Check every line for the word "우리에게" and state how many lines have it. Reply with the number alone.

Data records

BEGIN

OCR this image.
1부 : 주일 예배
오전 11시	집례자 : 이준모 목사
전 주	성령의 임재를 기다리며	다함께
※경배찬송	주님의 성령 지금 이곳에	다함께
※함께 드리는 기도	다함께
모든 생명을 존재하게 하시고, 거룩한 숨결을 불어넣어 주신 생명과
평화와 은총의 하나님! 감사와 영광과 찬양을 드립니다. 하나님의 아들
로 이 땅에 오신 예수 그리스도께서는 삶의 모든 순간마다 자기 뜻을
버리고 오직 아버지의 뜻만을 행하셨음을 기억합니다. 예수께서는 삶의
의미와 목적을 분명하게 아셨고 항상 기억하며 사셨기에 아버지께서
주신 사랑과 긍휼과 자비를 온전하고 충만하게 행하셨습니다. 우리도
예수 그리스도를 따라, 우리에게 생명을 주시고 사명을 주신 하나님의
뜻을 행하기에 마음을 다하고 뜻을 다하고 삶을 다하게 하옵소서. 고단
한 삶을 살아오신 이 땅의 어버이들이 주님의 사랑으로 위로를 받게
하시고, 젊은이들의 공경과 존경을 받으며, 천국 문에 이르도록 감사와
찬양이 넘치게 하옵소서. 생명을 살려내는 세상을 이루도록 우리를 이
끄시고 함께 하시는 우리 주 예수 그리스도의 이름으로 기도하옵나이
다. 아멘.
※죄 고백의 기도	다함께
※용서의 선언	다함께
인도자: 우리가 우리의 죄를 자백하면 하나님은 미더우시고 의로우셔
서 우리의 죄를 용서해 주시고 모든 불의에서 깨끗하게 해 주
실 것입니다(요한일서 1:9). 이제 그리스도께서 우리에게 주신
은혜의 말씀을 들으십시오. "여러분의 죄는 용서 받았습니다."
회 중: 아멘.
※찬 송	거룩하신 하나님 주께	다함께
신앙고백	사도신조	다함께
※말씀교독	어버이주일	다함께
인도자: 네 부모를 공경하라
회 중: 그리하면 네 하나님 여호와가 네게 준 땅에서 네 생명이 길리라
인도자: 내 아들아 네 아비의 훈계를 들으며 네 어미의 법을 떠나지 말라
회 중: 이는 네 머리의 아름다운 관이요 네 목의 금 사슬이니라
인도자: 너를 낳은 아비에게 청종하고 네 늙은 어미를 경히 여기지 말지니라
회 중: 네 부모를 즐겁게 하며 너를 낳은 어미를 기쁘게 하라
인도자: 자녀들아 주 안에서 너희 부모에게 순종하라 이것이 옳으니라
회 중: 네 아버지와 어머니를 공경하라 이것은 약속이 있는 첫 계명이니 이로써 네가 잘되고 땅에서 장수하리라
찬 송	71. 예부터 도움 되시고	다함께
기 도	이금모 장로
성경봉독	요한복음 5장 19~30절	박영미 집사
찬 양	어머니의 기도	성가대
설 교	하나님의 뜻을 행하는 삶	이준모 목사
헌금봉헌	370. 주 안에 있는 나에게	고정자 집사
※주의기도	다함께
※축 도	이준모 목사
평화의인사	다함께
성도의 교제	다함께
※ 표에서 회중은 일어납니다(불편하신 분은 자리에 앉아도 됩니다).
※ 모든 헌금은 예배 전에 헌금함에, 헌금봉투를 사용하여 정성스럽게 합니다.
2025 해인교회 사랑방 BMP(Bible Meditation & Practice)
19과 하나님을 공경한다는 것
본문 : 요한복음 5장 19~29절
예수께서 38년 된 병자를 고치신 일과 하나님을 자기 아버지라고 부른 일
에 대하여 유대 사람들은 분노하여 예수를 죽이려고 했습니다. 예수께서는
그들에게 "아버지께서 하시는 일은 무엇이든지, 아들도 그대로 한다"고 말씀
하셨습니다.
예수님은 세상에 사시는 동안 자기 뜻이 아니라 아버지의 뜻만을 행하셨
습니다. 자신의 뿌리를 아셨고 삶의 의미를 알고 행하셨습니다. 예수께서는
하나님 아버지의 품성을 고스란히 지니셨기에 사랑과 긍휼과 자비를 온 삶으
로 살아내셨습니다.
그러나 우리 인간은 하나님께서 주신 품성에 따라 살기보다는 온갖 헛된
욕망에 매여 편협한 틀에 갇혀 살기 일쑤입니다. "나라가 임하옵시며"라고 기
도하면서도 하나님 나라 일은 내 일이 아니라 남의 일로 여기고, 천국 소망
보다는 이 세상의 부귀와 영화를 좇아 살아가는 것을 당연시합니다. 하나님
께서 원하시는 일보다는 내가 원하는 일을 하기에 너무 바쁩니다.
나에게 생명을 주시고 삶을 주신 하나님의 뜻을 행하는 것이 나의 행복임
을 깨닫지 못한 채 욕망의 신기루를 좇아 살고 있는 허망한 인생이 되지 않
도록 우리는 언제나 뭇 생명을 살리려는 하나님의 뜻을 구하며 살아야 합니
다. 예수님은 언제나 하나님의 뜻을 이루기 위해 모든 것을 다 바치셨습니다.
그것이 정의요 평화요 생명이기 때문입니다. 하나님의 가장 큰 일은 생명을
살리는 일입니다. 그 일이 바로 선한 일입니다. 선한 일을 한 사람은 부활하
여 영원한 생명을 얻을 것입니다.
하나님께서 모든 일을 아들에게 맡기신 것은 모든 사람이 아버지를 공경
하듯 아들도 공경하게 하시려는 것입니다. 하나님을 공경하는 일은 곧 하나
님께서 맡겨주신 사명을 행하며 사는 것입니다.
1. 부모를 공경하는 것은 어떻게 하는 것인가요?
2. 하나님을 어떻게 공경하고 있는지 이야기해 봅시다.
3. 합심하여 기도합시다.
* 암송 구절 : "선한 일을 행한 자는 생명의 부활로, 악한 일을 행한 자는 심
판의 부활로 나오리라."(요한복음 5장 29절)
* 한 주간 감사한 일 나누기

END

▶ _WRITTEN ANSWER_: 2